▶ [WORK INSTRUCTIONS]:
Would you output the whole listing below, exactly as it reads?
◇ ◇ ◇ ◇ ◇
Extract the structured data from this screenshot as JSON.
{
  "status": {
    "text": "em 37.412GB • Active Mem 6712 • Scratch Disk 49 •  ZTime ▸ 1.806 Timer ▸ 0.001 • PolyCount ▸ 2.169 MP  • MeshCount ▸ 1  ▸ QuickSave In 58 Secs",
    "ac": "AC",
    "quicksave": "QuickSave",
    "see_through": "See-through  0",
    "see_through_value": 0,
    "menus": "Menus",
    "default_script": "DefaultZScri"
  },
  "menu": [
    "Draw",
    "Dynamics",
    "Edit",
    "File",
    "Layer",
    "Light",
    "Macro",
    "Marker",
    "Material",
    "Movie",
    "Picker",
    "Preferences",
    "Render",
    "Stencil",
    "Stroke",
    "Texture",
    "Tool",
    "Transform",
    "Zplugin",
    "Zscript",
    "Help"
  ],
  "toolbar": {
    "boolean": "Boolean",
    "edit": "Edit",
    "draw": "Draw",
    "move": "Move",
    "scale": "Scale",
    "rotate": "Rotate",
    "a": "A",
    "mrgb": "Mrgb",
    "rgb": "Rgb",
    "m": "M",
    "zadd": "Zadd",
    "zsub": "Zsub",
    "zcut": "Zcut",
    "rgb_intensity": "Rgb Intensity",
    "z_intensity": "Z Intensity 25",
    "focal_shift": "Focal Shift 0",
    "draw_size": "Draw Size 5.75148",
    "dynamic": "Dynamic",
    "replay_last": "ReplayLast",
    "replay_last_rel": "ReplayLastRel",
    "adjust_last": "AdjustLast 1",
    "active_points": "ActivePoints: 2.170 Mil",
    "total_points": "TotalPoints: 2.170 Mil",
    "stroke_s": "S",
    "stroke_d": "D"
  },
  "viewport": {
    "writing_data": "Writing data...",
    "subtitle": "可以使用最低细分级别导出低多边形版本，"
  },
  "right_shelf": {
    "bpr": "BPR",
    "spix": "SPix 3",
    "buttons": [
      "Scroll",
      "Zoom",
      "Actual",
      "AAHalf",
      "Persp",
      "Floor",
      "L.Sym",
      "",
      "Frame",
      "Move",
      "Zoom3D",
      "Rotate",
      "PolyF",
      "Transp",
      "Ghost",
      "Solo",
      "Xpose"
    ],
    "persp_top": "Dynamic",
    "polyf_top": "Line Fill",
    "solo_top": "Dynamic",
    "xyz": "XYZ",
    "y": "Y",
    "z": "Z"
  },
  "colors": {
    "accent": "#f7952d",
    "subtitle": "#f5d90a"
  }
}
◇ ◇ ◇ ◇ ◇
▶ [ANSWER]:
Extract the structured data from this screenshot as JSON.
{
  "status": {
    "text": "em 37.412GB • Active Mem 6712 • Scratch Disk 49 •  ZTime ▸ 1.806 Timer ▸ 0.001 • PolyCount ▸ 2.169 MP  • MeshCount ▸ 1  ▸ QuickSave In 58 Secs",
    "ac": "AC",
    "quicksave": "QuickSave",
    "see_through": "See-through  0",
    "see_through_value": 0,
    "menus": "Menus",
    "default_script": "DefaultZScri"
  },
  "menu": [
    "Draw",
    "Dynamics",
    "Edit",
    "File",
    "Layer",
    "Light",
    "Macro",
    "Marker",
    "Material",
    "Movie",
    "Picker",
    "Preferences",
    "Render",
    "Stencil",
    "Stroke",
    "Texture",
    "Tool",
    "Transform",
    "Zplugin",
    "Zscript",
    "Help"
  ],
  "toolbar": {
    "boolean": "Boolean",
    "edit": "Edit",
    "draw": "Draw",
    "move": "Move",
    "scale": "Scale",
    "rotate": "Rotate",
    "a": "A",
    "mrgb": "Mrgb",
    "rgb": "Rgb",
    "m": "M",
    "zadd": "Zadd",
    "zsub": "Zsub",
    "zcut": "Zcut",
    "rgb_intensity": "Rgb Intensity",
    "z_intensity": "Z Intensity 25",
    "focal_shift": "Focal Shift 0",
    "draw_size": "Draw Size 5.75148",
    "dynamic": "Dynamic",
    "replay_last": "ReplayLast",
    "replay_last_rel": "ReplayLastRel",
    "adjust_last": "AdjustLast 1",
    "active_points": "ActivePoints: 2.170 Mil",
    "total_points": "TotalPoints: 2.170 Mil",
    "stroke_s": "S",
    "stroke_d": "D"
  },
  "viewport": {
    "writing_data": "Writing data...",
    "subtitle": "可以使用最低细分级别导出低多边形版本，"
  },
  "right_shelf": {
    "bpr": "BPR",
    "spix": "SPix 3",
    "buttons": [
      "Scroll",
      "Zoom",
      "Actual",
      "AAHalf",
      "Persp",
      "Floor",
      "L.Sym",
      "",
      "Frame",
      "Move",
      "Zoom3D",
      "Rotate",
      "PolyF",
      "Transp",
      "Ghost",
      "Solo",
      "Xpose"
    ],
    "persp_top": "Dynamic",
    "polyf_top": "Line Fill",
    "solo_top": "Dynamic",
    "xyz": "XYZ",
    "y": "Y",
    "z": "Z"
  },
  "colors": {
    "accent": "#f7952d",
    "subtitle": "#f5d90a"
  }
}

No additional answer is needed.